• Job: Rewrite every line of the entries below, replacing each occurrence of "bbox" with "box" and keeping everything else unchanged.
┏━━
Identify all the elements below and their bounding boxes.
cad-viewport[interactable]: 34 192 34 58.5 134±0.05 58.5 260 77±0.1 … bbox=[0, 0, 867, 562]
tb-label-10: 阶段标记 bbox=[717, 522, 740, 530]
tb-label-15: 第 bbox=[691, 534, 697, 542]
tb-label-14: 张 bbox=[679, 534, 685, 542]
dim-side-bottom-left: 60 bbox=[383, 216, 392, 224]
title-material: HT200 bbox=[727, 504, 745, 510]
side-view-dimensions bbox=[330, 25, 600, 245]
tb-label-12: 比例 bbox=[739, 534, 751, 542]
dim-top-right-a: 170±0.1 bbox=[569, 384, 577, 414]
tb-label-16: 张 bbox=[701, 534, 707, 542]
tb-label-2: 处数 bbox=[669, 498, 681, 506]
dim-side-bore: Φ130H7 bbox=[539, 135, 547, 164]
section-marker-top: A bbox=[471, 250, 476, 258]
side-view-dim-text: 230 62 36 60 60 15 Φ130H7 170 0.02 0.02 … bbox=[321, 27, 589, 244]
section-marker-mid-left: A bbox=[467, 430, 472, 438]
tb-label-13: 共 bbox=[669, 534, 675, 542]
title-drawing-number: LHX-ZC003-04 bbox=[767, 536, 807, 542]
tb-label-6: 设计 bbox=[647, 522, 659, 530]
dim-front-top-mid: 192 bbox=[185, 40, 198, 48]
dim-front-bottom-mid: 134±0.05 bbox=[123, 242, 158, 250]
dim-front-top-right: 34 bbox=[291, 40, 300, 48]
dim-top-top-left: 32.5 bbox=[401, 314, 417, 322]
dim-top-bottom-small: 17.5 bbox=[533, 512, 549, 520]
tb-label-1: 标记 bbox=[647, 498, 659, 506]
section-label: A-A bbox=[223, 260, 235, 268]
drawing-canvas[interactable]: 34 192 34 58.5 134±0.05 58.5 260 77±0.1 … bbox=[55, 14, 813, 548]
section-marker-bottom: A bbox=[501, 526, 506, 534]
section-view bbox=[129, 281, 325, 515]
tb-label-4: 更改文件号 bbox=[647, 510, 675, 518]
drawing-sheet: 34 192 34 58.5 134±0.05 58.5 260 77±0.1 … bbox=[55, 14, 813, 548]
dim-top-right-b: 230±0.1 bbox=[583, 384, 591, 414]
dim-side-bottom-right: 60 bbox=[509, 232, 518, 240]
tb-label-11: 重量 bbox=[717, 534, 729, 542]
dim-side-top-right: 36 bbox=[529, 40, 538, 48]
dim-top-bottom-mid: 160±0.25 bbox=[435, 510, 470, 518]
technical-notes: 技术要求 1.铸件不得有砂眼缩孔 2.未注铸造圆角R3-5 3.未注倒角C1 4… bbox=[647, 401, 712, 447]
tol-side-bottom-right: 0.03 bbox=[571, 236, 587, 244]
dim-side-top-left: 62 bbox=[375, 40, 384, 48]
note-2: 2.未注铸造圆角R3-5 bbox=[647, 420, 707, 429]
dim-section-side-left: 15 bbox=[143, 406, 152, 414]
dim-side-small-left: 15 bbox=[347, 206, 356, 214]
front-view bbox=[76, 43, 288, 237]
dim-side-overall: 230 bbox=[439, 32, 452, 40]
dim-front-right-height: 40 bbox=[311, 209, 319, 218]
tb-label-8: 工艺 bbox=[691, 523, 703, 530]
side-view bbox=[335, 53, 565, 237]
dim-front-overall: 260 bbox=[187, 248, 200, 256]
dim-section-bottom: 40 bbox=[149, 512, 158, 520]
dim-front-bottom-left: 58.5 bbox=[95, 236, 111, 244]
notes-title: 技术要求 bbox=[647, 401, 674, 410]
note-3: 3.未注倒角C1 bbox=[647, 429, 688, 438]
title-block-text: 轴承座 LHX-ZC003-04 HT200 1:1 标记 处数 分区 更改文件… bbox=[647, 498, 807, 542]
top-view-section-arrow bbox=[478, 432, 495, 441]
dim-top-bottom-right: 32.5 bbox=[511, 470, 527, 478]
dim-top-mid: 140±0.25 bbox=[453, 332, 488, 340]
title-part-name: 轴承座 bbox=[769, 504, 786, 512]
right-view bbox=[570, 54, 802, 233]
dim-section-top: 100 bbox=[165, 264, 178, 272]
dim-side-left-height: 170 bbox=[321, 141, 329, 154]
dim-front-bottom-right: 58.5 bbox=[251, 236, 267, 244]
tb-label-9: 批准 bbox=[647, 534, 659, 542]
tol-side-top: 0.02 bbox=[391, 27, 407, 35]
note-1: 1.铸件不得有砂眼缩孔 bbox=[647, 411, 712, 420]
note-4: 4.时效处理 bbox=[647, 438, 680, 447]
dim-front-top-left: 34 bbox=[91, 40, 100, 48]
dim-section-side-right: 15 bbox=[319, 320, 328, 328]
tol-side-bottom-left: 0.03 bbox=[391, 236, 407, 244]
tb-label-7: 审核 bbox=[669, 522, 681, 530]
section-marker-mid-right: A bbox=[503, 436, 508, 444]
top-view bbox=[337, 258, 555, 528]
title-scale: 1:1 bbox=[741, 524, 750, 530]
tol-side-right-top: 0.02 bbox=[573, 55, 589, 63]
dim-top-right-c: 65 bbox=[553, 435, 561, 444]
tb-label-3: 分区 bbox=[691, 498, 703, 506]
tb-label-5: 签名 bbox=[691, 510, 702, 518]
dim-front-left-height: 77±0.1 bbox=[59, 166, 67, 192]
┗━━
• Response to this task:
Identify all the elements below and their bounding boxes.
cad-viewport[interactable]: 34 192 34 58.5 134±0.05 58.5 260 77±0.1 … box=[0, 0, 867, 562]
tb-label-10: 阶段标记 box=[717, 522, 740, 530]
tb-label-15: 第 box=[691, 534, 697, 542]
tb-label-14: 张 box=[679, 534, 685, 542]
dim-side-bottom-left: 60 box=[383, 216, 392, 224]
title-material: HT200 box=[727, 504, 745, 510]
side-view-dimensions box=[330, 25, 600, 245]
tb-label-12: 比例 box=[739, 534, 751, 542]
dim-top-right-a: 170±0.1 box=[569, 384, 577, 414]
tb-label-16: 张 box=[701, 534, 707, 542]
tb-label-2: 处数 box=[669, 498, 681, 506]
dim-side-bore: Φ130H7 box=[539, 135, 547, 164]
section-marker-top: A box=[471, 250, 476, 258]
side-view-dim-text: 230 62 36 60 60 15 Φ130H7 170 0.02 0.02 … box=[321, 27, 589, 244]
section-marker-mid-left: A box=[467, 430, 472, 438]
tb-label-13: 共 box=[669, 534, 675, 542]
title-drawing-number: LHX-ZC003-04 box=[767, 536, 807, 542]
tb-label-6: 设计 box=[647, 522, 659, 530]
dim-front-top-mid: 192 box=[185, 40, 198, 48]
dim-front-bottom-mid: 134±0.05 box=[123, 242, 158, 250]
dim-front-top-right: 34 box=[291, 40, 300, 48]
dim-top-top-left: 32.5 box=[401, 314, 417, 322]
dim-top-bottom-small: 17.5 box=[533, 512, 549, 520]
tb-label-1: 标记 box=[647, 498, 659, 506]
section-label: A-A box=[223, 260, 235, 268]
drawing-canvas[interactable]: 34 192 34 58.5 134±0.05 58.5 260 77±0.1 … box=[55, 14, 813, 548]
section-marker-bottom: A box=[501, 526, 506, 534]
section-view box=[129, 281, 325, 515]
tb-label-4: 更改文件号 box=[647, 510, 675, 518]
drawing-sheet: 34 192 34 58.5 134±0.05 58.5 260 77±0.1 … box=[55, 14, 813, 548]
dim-top-right-b: 230±0.1 box=[583, 384, 591, 414]
dim-side-bottom-right: 60 box=[509, 232, 518, 240]
tb-label-11: 重量 box=[717, 534, 729, 542]
dim-side-top-right: 36 box=[529, 40, 538, 48]
dim-top-bottom-mid: 160±0.25 box=[435, 510, 470, 518]
technical-notes: 技术要求 1.铸件不得有砂眼缩孔 2.未注铸造圆角R3-5 3.未注倒角C1 4… box=[647, 401, 712, 447]
tol-side-bottom-right: 0.03 box=[571, 236, 587, 244]
dim-side-top-left: 62 box=[375, 40, 384, 48]
note-2: 2.未注铸造圆角R3-5 box=[647, 420, 707, 429]
dim-section-side-left: 15 box=[143, 406, 152, 414]
dim-side-small-left: 15 box=[347, 206, 356, 214]
front-view box=[76, 43, 288, 237]
dim-side-overall: 230 box=[439, 32, 452, 40]
dim-front-right-height: 40 box=[311, 209, 319, 218]
tb-label-8: 工艺 box=[691, 523, 703, 530]
side-view box=[335, 53, 565, 237]
dim-front-overall: 260 box=[187, 248, 200, 256]
dim-section-bottom: 40 box=[149, 512, 158, 520]
dim-front-bottom-left: 58.5 box=[95, 236, 111, 244]
notes-title: 技术要求 box=[647, 401, 674, 410]
note-3: 3.未注倒角C1 box=[647, 429, 688, 438]
title-block-text: 轴承座 LHX-ZC003-04 HT200 1:1 标记 处数 分区 更改文件… box=[647, 498, 807, 542]
top-view-section-arrow box=[478, 432, 495, 441]
dim-top-bottom-right: 32.5 box=[511, 470, 527, 478]
dim-top-mid: 140±0.25 box=[453, 332, 488, 340]
title-part-name: 轴承座 box=[769, 504, 786, 512]
right-view box=[570, 54, 802, 233]
dim-section-top: 100 box=[165, 264, 178, 272]
dim-side-left-height: 170 box=[321, 141, 329, 154]
dim-front-bottom-right: 58.5 box=[251, 236, 267, 244]
tb-label-9: 批准 box=[647, 534, 659, 542]
tol-side-top: 0.02 box=[391, 27, 407, 35]
note-1: 1.铸件不得有砂眼缩孔 box=[647, 411, 712, 420]
note-4: 4.时效处理 box=[647, 438, 680, 447]
dim-front-top-left: 34 box=[91, 40, 100, 48]
dim-section-side-right: 15 box=[319, 320, 328, 328]
tol-side-bottom-left: 0.03 box=[391, 236, 407, 244]
tb-label-7: 审核 box=[669, 522, 681, 530]
section-marker-mid-right: A box=[503, 436, 508, 444]
top-view box=[337, 258, 555, 528]
title-scale: 1:1 box=[741, 524, 750, 530]
tol-side-right-top: 0.02 box=[573, 55, 589, 63]
dim-top-right-c: 65 box=[553, 435, 561, 444]
tb-label-3: 分区 box=[691, 498, 703, 506]
tb-label-5: 签名 box=[691, 510, 702, 518]
dim-front-left-height: 77±0.1 box=[59, 166, 67, 192]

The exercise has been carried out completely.